§ **THE PROBLEM**
Please reproduce every record, keeping each one exactly as written.

§ **RECORDS PROVIDED**
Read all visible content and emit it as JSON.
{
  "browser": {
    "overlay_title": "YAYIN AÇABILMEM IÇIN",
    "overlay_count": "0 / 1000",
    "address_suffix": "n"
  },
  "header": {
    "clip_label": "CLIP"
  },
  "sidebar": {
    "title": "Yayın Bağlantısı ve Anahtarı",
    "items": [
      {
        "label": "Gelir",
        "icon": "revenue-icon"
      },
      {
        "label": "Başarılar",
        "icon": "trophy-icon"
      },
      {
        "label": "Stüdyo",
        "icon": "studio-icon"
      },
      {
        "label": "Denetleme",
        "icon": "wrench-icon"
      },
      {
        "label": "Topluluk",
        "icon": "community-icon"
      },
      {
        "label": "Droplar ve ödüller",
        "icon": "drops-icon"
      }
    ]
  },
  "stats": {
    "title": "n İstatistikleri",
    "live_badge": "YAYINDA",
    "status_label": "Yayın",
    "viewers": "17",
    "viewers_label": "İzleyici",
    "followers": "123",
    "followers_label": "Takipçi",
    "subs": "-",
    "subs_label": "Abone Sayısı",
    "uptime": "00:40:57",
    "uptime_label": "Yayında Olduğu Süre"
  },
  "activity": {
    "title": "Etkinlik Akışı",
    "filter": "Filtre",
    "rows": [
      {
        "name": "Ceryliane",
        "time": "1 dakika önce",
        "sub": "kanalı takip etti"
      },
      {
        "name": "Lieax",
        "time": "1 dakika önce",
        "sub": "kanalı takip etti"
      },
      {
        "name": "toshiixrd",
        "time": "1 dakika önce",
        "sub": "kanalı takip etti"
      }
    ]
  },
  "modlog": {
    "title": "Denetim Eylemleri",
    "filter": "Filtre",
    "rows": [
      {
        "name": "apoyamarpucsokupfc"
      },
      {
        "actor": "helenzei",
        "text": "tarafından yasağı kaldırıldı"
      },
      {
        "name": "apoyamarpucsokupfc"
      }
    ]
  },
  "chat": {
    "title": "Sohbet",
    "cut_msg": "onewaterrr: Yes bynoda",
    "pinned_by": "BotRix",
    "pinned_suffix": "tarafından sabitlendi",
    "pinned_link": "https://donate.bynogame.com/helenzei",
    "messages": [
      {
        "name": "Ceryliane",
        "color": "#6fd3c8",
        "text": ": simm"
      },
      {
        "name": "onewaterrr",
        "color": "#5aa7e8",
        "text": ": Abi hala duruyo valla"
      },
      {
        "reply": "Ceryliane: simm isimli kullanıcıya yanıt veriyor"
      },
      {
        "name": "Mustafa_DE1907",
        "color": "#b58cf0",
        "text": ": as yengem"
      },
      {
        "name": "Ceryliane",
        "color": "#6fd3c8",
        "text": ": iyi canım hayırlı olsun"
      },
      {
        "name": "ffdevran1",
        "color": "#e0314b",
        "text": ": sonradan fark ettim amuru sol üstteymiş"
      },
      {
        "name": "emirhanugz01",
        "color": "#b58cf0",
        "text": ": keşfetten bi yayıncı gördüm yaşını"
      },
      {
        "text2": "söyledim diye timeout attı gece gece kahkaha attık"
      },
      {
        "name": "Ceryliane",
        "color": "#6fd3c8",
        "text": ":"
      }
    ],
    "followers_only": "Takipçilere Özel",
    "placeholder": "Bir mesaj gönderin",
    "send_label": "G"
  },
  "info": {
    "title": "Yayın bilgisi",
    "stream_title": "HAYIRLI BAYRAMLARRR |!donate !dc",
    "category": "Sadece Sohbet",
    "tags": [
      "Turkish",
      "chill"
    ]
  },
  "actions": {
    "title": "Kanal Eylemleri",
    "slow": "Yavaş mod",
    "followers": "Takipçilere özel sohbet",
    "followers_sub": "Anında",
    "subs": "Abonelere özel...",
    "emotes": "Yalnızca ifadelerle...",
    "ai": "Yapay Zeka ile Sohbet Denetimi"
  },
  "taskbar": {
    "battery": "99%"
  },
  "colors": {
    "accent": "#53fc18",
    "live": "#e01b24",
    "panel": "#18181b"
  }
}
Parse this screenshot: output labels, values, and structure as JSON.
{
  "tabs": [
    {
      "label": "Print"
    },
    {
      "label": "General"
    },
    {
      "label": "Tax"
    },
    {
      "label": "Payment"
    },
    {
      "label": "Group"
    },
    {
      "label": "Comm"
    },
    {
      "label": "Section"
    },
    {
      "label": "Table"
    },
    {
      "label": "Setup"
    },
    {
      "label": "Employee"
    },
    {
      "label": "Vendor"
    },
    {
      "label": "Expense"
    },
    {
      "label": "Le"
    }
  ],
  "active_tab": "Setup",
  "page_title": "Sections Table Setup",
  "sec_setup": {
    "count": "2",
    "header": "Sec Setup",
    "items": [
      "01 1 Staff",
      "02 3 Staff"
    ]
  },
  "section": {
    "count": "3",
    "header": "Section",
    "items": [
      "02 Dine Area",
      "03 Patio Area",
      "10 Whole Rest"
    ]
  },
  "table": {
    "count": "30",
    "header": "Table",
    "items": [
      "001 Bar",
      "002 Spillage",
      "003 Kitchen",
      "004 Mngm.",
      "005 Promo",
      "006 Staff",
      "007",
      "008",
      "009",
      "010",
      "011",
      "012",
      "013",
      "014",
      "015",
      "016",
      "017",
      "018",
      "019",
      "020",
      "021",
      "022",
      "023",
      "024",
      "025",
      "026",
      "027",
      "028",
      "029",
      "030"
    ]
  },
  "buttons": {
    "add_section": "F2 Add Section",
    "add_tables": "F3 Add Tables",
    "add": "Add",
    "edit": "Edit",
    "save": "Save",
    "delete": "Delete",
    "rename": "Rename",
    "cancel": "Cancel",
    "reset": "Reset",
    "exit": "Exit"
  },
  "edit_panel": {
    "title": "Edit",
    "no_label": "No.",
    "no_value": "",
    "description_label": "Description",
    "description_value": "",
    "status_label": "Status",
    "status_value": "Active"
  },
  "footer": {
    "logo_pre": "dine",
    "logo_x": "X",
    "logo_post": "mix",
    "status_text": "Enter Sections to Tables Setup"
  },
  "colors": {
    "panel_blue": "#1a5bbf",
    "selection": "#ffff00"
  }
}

§ **THE COMPLETED TASK**
Read all visible content and emit it as JSON.
{
  "browser": {
    "overlay_title": "YAYIN AÇABILMEM IÇIN",
    "overlay_count": "0 / 1000",
    "address_suffix": "n"
  },
  "header": {
    "clip_label": "CLIP"
  },
  "sidebar": {
    "title": "Yayın Bağlantısı ve Anahtarı",
    "items": [
      {
        "label": "Gelir",
        "icon": "revenue-icon"
      },
      {
        "label": "Başarılar",
        "icon": "trophy-icon"
      },
      {
        "label": "Stüdyo",
        "icon": "studio-icon"
      },
      {
        "label": "Denetleme",
        "icon": "wrench-icon"
      },
      {
        "label": "Topluluk",
        "icon": "community-icon"
      },
      {
        "label": "Droplar ve ödüller",
        "icon": "drops-icon"
      }
    ]
  },
  "stats": {
    "title": "n İstatistikleri",
    "live_badge": "YAYINDA",
    "status_label": "Yayın",
    "viewers": "17",
    "viewers_label": "İzleyici",
    "followers": "123",
    "followers_label": "Takipçi",
    "subs": "-",
    "subs_label": "Abone Sayısı",
    "uptime": "00:40:57",
    "uptime_label": "Yayında Olduğu Süre"
  },
  "activity": {
    "title": "Etkinlik Akışı",
    "filter": "Filtre",
    "rows": [
      {
        "name": "Ceryliane",
        "time": "1 dakika önce",
        "sub": "kanalı takip etti"
      },
      {
        "name": "Lieax",
        "time": "1 dakika önce",
        "sub": "kanalı takip etti"
      },
      {
        "name": "toshiixrd",
        "time": "1 dakika önce",
        "sub": "kanalı takip etti"
      }
    ]
  },
  "modlog": {
    "title": "Denetim Eylemleri",
    "filter": "Filtre",
    "rows": [
      {
        "name": "apoyamarpucsokupfc"
      },
      {
        "actor": "helenzei",
        "text": "tarafından yasağı kaldırıldı"
      },
      {
        "name": "apoyamarpucsokupfc"
      }
    ]
  },
  "chat": {
    "title": "Sohbet",
    "cut_msg": "onewaterrr: Yes bynoda",
    "pinned_by": "BotRix",
    "pinned_suffix": "tarafından sabitlendi",
    "pinned_link": "https://donate.bynogame.com/helenzei",
    "messages": [
      {
        "name": "Ceryliane",
        "color": "#6fd3c8",
        "text": ": simm"
      },
      {
        "name": "onewaterrr",
        "color": "#5aa7e8",
        "text": ": Abi hala duruyo valla"
      },
      {
        "reply": "Ceryliane: simm isimli kullanıcıya yanıt veriyor"
      },
      {
        "name": "Mustafa_DE1907",
        "color": "#b58cf0",
        "text": ": as yengem"
      },
      {
        "name": "Ceryliane",
        "color": "#6fd3c8",
        "text": ": iyi canım hayırlı olsun"
      },
      {
        "name": "ffdevran1",
        "color": "#e0314b",
        "text": ": sonradan fark ettim amuru sol üstteymiş"
      },
      {
        "name": "emirhanugz01",
        "color": "#b58cf0",
        "text": ": keşfetten bi yayıncı gördüm yaşını"
      },
      {
        "text2": "söyledim diye timeout attı gece gece kahkaha attık"
      },
      {
        "name": "Ceryliane",
        "color": "#6fd3c8",
        "text": ":"
      }
    ],
    "followers_only": "Takipçilere Özel",
    "placeholder": "Bir mesaj gönderin",
    "send_label": "G"
  },
  "info": {
    "title": "Yayın bilgisi",
    "stream_title": "HAYIRLI BAYRAMLARRR |!donate !dc",
    "category": "Sadece Sohbet",
    "tags": [
      "Turkish",
      "chill"
    ]
  },
  "actions": {
    "title": "Kanal Eylemleri",
    "slow": "Yavaş mod",
    "followers": "Takipçilere özel sohbet",
    "followers_sub": "Anında",
    "subs": "Abonelere özel...",
    "emotes": "Yalnızca ifadelerle...",
    "ai": "Yapay Zeka ile Sohbet Denetimi"
  },
  "taskbar": {
    "battery": "99%"
  },
  "colors": {
    "accent": "#53fc18",
    "live": "#e01b24",
    "panel": "#18181b"
  }
}
Parse this screenshot: output labels, values, and structure as JSON.
{
  "tabs": [
    {
      "label": "Print"
    },
    {
      "label": "General"
    },
    {
      "label": "Tax"
    },
    {
      "label": "Payment"
    },
    {
      "label": "Group"
    },
    {
      "label": "Comm"
    },
    {
      "label": "Section"
    },
    {
      "label": "Table"
    },
    {
      "label": "Setup"
    },
    {
      "label": "Employee"
    },
    {
      "label": "Vendor"
    },
    {
      "label": "Expense"
    },
    {
      "label": "Le"
    }
  ],
  "active_tab": "Setup",
  "page_title": "Sections Table Setup",
  "sec_setup": {
    "count": "2",
    "header": "Sec Setup",
    "items": [
      "01 1 Staff",
      "02 3 Staff"
    ]
  },
  "section": {
    "count": "3",
    "header": "Section",
    "items": [
      "02 Dine Area",
      "03 Patio Area",
      "10 Whole Rest"
    ]
  },
  "table": {
    "count": "30",
    "header": "Table",
    "items": [
      "001 Bar",
      "002 Spillage",
      "003 Kitchen",
      "004 Mngm.",
      "005 Promo",
      "006 Staff",
      "007",
      "008",
      "009",
      "010",
      "011",
      "012",
      "013",
      "014",
      "015",
      "016",
      "017",
      "018",
      "019",
      "020",
      "021",
      "022",
      "023",
      "024",
      "025",
      "026",
      "027",
      "028",
      "029",
      "030"
    ]
  },
  "buttons": {
    "add_section": "F2 Add Section",
    "add_tables": "F3 Add Tables",
    "add": "Add",
    "edit": "Edit",
    "save": "Save",
    "delete": "Delete",
    "rename": "Rename",
    "cancel": "Cancel",
    "reset": "Reset",
    "exit": "Exit"
  },
  "edit_panel": {
    "title": "Edit",
    "no_label": "No.",
    "no_value": "",
    "description_label": "Description",
    "description_value": "",
    "status_label": "Status",
    "status_value": "Active"
  },
  "footer": {
    "logo_pre": "dine",
    "logo_x": "X",
    "logo_post": "mix",
    "status_text": "Enter Sections to Tables Setup"
  },
  "colors": {
    "panel_blue": "#1a5bbf",
    "selection": "#ffff00"
  }
}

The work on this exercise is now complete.